● What you need to do:
Copy each line exactly. Leave nothing out.

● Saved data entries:
^^^^^^^^
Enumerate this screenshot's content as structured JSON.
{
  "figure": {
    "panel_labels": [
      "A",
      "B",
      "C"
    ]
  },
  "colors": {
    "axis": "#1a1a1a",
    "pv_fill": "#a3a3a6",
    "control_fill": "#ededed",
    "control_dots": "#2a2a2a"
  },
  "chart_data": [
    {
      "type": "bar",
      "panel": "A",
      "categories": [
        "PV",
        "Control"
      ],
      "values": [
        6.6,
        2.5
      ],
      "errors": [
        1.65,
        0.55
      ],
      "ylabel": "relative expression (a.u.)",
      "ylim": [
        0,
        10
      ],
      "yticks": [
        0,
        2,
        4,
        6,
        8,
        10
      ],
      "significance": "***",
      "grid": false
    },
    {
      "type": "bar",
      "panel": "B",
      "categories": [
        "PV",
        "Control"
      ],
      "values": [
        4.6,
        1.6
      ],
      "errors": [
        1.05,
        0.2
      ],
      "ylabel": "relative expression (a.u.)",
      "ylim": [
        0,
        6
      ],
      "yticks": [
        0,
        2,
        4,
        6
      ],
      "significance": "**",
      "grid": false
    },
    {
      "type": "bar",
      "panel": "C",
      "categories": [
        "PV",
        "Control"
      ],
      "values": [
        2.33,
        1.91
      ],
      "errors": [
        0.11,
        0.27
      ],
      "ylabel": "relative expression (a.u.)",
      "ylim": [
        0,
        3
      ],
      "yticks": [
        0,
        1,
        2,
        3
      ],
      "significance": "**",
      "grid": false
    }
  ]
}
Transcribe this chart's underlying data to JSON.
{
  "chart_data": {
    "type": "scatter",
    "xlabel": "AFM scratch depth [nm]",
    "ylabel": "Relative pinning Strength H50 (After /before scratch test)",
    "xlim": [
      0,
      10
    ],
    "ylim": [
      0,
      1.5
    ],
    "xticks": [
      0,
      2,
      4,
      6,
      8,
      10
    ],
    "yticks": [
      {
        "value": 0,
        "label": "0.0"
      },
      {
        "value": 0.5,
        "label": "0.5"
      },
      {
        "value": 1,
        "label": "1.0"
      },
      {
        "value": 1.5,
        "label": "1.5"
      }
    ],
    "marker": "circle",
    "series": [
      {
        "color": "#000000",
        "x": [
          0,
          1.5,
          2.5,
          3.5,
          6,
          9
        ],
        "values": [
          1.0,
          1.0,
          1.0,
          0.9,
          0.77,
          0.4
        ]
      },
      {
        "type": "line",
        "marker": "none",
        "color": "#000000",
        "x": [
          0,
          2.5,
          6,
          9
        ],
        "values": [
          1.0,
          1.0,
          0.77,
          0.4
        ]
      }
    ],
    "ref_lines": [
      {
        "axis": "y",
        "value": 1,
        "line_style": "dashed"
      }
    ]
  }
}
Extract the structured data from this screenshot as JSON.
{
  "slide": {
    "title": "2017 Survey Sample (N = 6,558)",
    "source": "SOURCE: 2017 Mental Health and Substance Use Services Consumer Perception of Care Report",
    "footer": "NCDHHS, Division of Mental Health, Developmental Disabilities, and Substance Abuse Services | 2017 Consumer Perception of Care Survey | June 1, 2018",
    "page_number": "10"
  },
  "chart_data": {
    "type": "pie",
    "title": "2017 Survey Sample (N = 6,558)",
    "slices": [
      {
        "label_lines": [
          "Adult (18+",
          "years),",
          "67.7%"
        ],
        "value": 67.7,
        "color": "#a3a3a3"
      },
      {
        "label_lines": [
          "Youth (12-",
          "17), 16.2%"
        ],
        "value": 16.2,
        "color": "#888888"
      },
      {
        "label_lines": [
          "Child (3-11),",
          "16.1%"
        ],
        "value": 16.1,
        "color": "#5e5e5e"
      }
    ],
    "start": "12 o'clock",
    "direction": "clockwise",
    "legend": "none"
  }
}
^^^^^^^^
● Final result:
Enumerate this screenshot's content as structured JSON.
{
  "figure": {
    "panel_labels": [
      "A",
      "B",
      "C"
    ]
  },
  "colors": {
    "axis": "#1a1a1a",
    "pv_fill": "#a3a3a6",
    "control_fill": "#ededed",
    "control_dots": "#2a2a2a"
  },
  "chart_data": [
    {
      "type": "bar",
      "panel": "A",
      "categories": [
        "PV",
        "Control"
      ],
      "values": [
        6.6,
        2.5
      ],
      "errors": [
        1.65,
        0.55
      ],
      "ylabel": "relative expression (a.u.)",
      "ylim": [
        0,
        10
      ],
      "yticks": [
        0,
        2,
        4,
        6,
        8,
        10
      ],
      "significance": "***",
      "grid": false
    },
    {
      "type": "bar",
      "panel": "B",
      "categories": [
        "PV",
        "Control"
      ],
      "values": [
        4.6,
        1.6
      ],
      "errors": [
        1.05,
        0.2
      ],
      "ylabel": "relative expression (a.u.)",
      "ylim": [
        0,
        6
      ],
      "yticks": [
        0,
        2,
        4,
        6
      ],
      "significance": "**",
      "grid": false
    },
    {
      "type": "bar",
      "panel": "C",
      "categories": [
        "PV",
        "Control"
      ],
      "values": [
        2.33,
        1.91
      ],
      "errors": [
        0.11,
        0.27
      ],
      "ylabel": "relative expression (a.u.)",
      "ylim": [
        0,
        3
      ],
      "yticks": [
        0,
        1,
        2,
        3
      ],
      "significance": "**",
      "grid": false
    }
  ]
}
Transcribe this chart's underlying data to JSON.
{
  "chart_data": {
    "type": "scatter",
    "xlabel": "AFM scratch depth [nm]",
    "ylabel": "Relative pinning Strength H50 (After /before scratch test)",
    "xlim": [
      0,
      10
    ],
    "ylim": [
      0,
      1.5
    ],
    "xticks": [
      0,
      2,
      4,
      6,
      8,
      10
    ],
    "yticks": [
      {
        "value": 0,
        "label": "0.0"
      },
      {
        "value": 0.5,
        "label": "0.5"
      },
      {
        "value": 1,
        "label": "1.0"
      },
      {
        "value": 1.5,
        "label": "1.5"
      }
    ],
    "marker": "circle",
    "series": [
      {
        "color": "#000000",
        "x": [
          0,
          1.5,
          2.5,
          3.5,
          6,
          9
        ],
        "values": [
          1.0,
          1.0,
          1.0,
          0.9,
          0.77,
          0.4
        ]
      },
      {
        "type": "line",
        "marker": "none",
        "color": "#000000",
        "x": [
          0,
          2.5,
          6,
          9
        ],
        "values": [
          1.0,
          1.0,
          0.77,
          0.4
        ]
      }
    ],
    "ref_lines": [
      {
        "axis": "y",
        "value": 1,
        "line_style": "dashed"
      }
    ]
  }
}
Extract the structured data from this screenshot as JSON.
{
  "slide": {
    "title": "2017 Survey Sample (N = 6,558)",
    "source": "SOURCE: 2017 Mental Health and Substance Use Services Consumer Perception of Care Report",
    "footer": "NCDHHS, Division of Mental Health, Developmental Disabilities, and Substance Abuse Services | 2017 Consumer Perception of Care Survey | June 1, 2018",
    "page_number": "10"
  },
  "chart_data": {
    "type": "pie",
    "title": "2017 Survey Sample (N = 6,558)",
    "slices": [
      {
        "label_lines": [
          "Adult (18+",
          "years),",
          "67.7%"
        ],
        "value": 67.7,
        "color": "#a3a3a3"
      },
      {
        "label_lines": [
          "Youth (12-",
          "17), 16.2%"
        ],
        "value": 16.2,
        "color": "#888888"
      },
      {
        "label_lines": [
          "Child (3-11),",
          "16.1%"
        ],
        "value": 16.1,
        "color": "#5e5e5e"
      }
    ],
    "start": "12 o'clock",
    "direction": "clockwise",
    "legend": "none"
  }
}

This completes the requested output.